» **Given records**

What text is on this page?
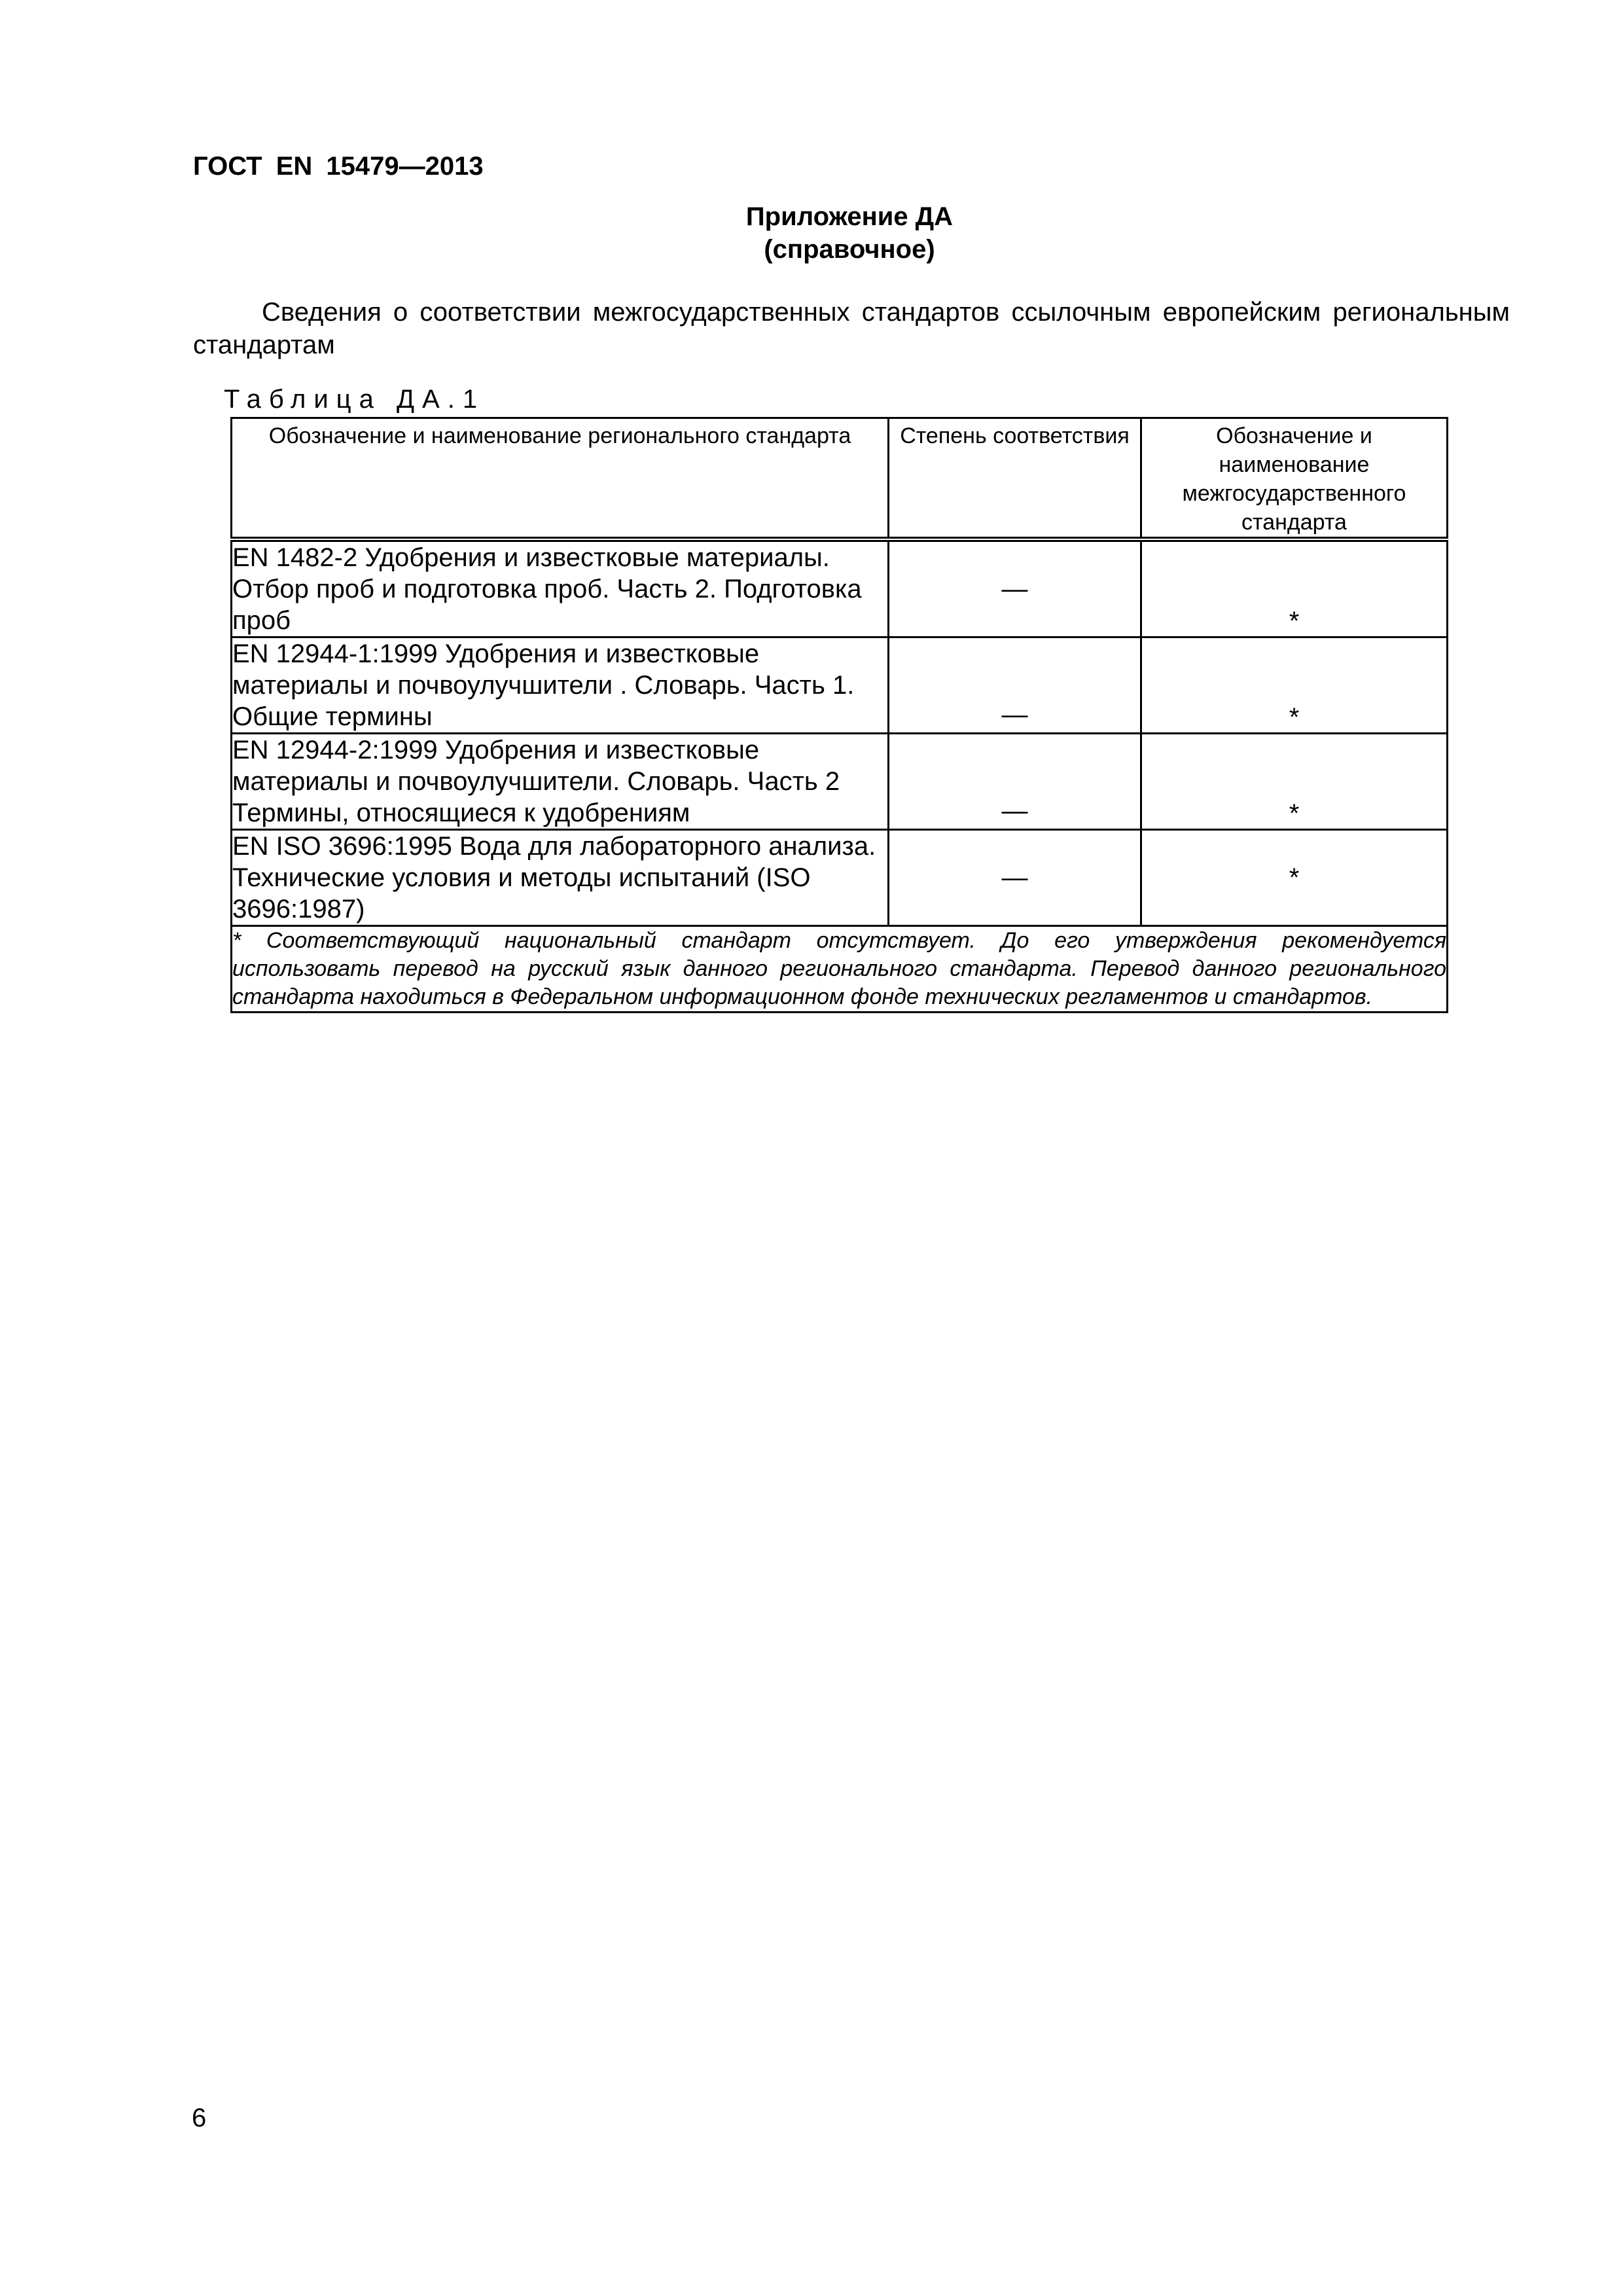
ГОСТ EN 15479—2013
Приложение ДА
(справочное)

Сведения о соответствии межгосударственных стандартов ссылочным европейским региональным стандартам

Таблица ДА.1
Обозначение и наименование регионального стандарта	Степень соответствия	Обозначение и наименование межгосударственного стандарта
EN 1482-2 Удобрения и известковые материалы. Отбор проб и подготовка проб. Часть 2. Подготовка проб	—	*
EN 12944-1:1999 Удобрения и известковые материалы и почвоулучшители . Словарь. Часть 1. Общие термины	—	*
EN 12944-2:1999 Удобрения и известковые материалы и почвоулучшители. Словарь. Часть 2 Термины, относящиеся к удобрениям	—	*
EN ISO 3696:1995 Вода для лабораторного анализа. Технические условия и методы испытаний (ISO 3696:1987)	—	*
* Соответствующий национальный стандарт отсутствует. До его утверждения рекомендуется использовать перевод на русский язык данного регионального стандарта. Перевод данного регионального стандарта находиться в Федеральном информационном фонде технических регламентов и стандартов.		
6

» **Exercise brief**
Repeat the material above word for word and skip every image in it.

» **The reply**
What text is on this page?
ГОСТ EN 15479—2013
Приложение ДА
(справочное)

Сведения о соответствии межгосударственных стандартов ссылочным европейским региональным стандартам

Таблица ДА.1
Обозначение и наименование регионального стандарта	Степень соответствия	Обозначение и наименование межгосударственного стандарта
EN 1482-2 Удобрения и известковые материалы. Отбор проб и подготовка проб. Часть 2. Подготовка проб	—	*
EN 12944-1:1999 Удобрения и известковые материалы и почвоулучшители . Словарь. Часть 1. Общие термины	—	*
EN 12944-2:1999 Удобрения и известковые материалы и почвоулучшители. Словарь. Часть 2 Термины, относящиеся к удобрениям	—	*
EN ISO 3696:1995 Вода для лабораторного анализа. Технические условия и методы испытаний (ISO 3696:1987)	—	*
* Соответствующий национальный стандарт отсутствует. До его утверждения рекомендуется использовать перевод на русский язык данного регионального стандарта. Перевод данного регионального стандарта находиться в Федеральном информационном фонде технических регламентов и стандартов.		
6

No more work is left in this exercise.